### DATA LISTING
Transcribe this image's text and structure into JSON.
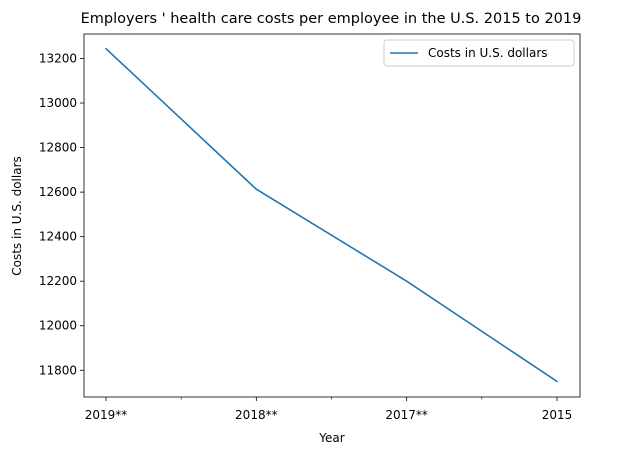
{
  "chart_data": {
    "type": "line",
    "title": "Employers ' health care costs per employee in the U.S. 2015 to 2019",
    "xlabel": "Year",
    "ylabel": "Costs in U.S. dollars",
    "categories": [
      "2019**",
      "2018**",
      "2017**",
      "2015"
    ],
    "series": [
      {
        "name": "Costs in U.S. dollars",
        "values": [
          13244,
          12613,
          12200,
          11750
        ],
        "color": "#1f77b4"
      }
    ],
    "ylim": [
      11680,
      13310
    ],
    "yticks": [
      11800,
      12000,
      12200,
      12400,
      12600,
      12800,
      13000,
      13200
    ],
    "grid": false,
    "legend_position": "top-right"
  }
}
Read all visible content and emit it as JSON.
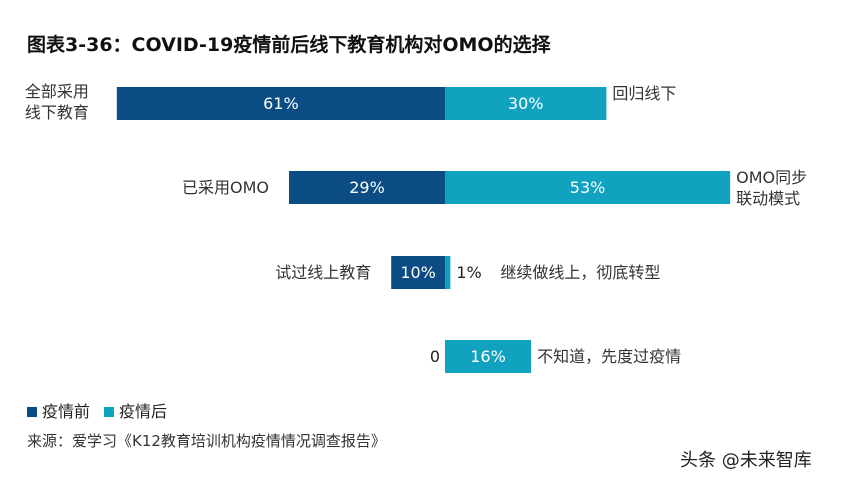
{
  "chart_data": {
    "type": "bar",
    "title": "图表3-36：COVID-19疫情前后线下教育机构对OMO的选择",
    "categories": [
      "全部采用线下教育",
      "已采用OMO",
      "试过线上教育",
      "0"
    ],
    "right_labels": [
      "回归线下",
      "OMO同步联动模式",
      "继续做线上，彻底转型",
      "不知道，先度过疫情"
    ],
    "series": [
      {
        "name": "疫情前",
        "values": [
          61,
          29,
          10,
          0
        ],
        "color": "#0b4c84"
      },
      {
        "name": "疫情后",
        "values": [
          30,
          53,
          1,
          16
        ],
        "color": "#10a2bf"
      }
    ],
    "data_labels_before": [
      "61%",
      "29%",
      "10%",
      "0"
    ],
    "data_labels_after": [
      "30%",
      "53%",
      "1%",
      "16%"
    ],
    "legend_position": "bottom-left",
    "grid": false
  },
  "source": "来源：爱学习《K12教育培训机构疫情情况调查报告》",
  "watermark": "头条 @未来智库"
}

### PROBLEM DESCRIPTION
Copy exactly, please, the lines that run from the line holding "Read all visible content and emit it as JSON." through the closing line of the material above, omitting every picture.

### FINAL RESULT
Read all visible content and emit it as JSON.
{
  "chart_data": {
    "type": "bar",
    "title": "图表3-36：COVID-19疫情前后线下教育机构对OMO的选择",
    "categories": [
      "全部采用线下教育",
      "已采用OMO",
      "试过线上教育",
      "0"
    ],
    "right_labels": [
      "回归线下",
      "OMO同步联动模式",
      "继续做线上，彻底转型",
      "不知道，先度过疫情"
    ],
    "series": [
      {
        "name": "疫情前",
        "values": [
          61,
          29,
          10,
          0
        ],
        "color": "#0b4c84"
      },
      {
        "name": "疫情后",
        "values": [
          30,
          53,
          1,
          16
        ],
        "color": "#10a2bf"
      }
    ],
    "data_labels_before": [
      "61%",
      "29%",
      "10%",
      "0"
    ],
    "data_labels_after": [
      "30%",
      "53%",
      "1%",
      "16%"
    ],
    "legend_position": "bottom-left",
    "grid": false
  },
  "source": "来源：爱学习《K12教育培训机构疫情情况调查报告》",
  "watermark": "头条 @未来智库"
}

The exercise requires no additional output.